Task brief:
Copy down every line where the string "content" shows up.

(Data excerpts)
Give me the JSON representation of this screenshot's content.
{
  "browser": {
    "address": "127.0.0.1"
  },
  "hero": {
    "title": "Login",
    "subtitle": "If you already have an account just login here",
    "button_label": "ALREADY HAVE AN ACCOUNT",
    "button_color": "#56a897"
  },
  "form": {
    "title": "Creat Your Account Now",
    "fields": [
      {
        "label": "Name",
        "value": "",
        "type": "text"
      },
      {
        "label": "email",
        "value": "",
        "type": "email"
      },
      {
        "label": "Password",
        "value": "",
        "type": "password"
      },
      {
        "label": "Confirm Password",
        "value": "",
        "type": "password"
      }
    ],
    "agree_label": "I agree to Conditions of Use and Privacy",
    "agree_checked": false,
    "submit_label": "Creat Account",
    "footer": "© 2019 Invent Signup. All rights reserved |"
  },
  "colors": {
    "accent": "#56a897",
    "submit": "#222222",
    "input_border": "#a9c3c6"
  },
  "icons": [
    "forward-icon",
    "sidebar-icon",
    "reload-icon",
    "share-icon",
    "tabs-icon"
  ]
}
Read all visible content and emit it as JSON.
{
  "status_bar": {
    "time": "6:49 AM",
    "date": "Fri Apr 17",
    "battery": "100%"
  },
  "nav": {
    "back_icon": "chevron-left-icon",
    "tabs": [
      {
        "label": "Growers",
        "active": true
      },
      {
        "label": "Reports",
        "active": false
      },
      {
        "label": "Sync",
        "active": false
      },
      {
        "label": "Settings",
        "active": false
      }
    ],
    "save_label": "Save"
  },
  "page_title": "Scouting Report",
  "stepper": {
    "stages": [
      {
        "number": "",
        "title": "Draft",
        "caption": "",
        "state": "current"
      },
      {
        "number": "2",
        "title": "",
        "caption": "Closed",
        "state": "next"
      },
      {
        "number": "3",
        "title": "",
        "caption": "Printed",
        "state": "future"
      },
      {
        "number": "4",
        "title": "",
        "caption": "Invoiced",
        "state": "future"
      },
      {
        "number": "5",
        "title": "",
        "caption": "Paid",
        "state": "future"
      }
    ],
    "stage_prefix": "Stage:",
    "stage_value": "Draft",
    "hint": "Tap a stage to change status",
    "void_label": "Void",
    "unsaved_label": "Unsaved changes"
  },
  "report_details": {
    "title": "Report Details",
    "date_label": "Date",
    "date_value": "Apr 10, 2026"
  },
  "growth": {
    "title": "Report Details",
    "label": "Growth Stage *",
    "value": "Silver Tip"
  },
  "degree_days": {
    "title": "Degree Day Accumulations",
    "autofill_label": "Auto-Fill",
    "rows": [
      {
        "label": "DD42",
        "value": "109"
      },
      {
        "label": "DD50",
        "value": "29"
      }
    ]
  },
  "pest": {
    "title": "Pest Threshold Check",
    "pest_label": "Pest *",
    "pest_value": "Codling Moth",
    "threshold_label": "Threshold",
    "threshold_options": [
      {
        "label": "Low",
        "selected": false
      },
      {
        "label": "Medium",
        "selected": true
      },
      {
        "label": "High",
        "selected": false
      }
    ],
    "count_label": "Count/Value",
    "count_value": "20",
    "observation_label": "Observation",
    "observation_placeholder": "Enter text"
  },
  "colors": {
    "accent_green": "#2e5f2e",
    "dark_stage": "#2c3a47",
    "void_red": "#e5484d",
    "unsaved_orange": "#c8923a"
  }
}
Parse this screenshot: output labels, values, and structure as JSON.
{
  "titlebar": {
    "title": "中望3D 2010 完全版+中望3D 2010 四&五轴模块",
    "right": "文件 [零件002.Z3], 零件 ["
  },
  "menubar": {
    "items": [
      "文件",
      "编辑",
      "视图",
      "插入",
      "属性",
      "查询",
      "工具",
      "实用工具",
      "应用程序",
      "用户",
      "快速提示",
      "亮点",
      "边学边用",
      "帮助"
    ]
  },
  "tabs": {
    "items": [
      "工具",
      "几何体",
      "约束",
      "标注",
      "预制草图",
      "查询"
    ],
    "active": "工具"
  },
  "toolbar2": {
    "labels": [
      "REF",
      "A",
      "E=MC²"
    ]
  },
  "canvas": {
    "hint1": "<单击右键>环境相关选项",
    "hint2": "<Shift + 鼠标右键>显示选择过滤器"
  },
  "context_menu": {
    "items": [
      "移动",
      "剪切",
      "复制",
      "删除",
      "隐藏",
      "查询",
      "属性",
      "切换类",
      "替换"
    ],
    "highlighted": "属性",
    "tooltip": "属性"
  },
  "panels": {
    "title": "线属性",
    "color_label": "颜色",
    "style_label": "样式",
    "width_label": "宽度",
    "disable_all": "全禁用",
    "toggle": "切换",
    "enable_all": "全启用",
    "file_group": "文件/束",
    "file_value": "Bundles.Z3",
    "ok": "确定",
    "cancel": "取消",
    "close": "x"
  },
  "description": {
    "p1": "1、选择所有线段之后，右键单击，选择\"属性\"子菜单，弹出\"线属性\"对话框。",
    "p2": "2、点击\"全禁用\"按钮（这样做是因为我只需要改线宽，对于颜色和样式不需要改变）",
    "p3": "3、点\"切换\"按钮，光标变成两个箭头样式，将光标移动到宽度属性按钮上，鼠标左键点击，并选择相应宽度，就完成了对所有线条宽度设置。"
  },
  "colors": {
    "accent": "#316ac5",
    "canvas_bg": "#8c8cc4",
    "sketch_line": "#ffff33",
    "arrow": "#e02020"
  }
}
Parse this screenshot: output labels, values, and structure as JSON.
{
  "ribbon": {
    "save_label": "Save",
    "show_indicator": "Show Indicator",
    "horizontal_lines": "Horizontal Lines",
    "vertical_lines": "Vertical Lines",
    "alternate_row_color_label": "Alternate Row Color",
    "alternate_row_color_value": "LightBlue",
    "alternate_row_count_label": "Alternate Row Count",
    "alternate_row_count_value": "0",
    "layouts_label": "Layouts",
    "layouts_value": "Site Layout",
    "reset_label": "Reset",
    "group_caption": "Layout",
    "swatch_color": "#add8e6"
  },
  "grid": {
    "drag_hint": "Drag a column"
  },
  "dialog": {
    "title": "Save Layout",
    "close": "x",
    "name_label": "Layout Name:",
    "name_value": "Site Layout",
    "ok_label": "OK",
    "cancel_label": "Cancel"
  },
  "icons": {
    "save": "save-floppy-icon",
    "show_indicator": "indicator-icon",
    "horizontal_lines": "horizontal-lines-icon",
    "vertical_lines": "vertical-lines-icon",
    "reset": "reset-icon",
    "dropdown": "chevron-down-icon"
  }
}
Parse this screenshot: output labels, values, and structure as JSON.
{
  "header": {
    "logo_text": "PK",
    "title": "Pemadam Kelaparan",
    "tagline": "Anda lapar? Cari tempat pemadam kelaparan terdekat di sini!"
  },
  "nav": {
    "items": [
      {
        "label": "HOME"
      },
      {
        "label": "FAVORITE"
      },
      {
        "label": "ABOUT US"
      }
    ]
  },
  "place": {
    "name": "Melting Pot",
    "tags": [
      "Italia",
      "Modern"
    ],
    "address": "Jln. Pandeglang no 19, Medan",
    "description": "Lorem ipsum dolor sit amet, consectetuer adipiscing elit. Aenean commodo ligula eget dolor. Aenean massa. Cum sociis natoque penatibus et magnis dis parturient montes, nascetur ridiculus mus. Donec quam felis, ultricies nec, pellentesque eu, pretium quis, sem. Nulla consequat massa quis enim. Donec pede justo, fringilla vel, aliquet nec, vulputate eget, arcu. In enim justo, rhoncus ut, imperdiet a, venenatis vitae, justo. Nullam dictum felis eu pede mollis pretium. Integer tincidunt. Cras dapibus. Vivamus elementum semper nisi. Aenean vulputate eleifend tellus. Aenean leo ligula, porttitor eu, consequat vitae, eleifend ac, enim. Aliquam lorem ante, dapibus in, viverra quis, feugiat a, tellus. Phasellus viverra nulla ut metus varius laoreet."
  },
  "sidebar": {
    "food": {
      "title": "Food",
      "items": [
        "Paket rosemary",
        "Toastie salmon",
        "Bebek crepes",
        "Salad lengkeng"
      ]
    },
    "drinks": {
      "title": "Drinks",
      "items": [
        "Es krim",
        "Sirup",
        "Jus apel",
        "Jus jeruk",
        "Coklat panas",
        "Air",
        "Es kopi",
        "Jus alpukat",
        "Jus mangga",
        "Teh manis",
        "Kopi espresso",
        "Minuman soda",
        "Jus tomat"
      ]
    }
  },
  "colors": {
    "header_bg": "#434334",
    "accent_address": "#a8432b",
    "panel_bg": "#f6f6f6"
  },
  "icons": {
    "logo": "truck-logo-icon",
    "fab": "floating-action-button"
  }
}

Result of this exercise:
Give me the JSON representation of this screenshot's content.
Read all visible content and emit it as JSON.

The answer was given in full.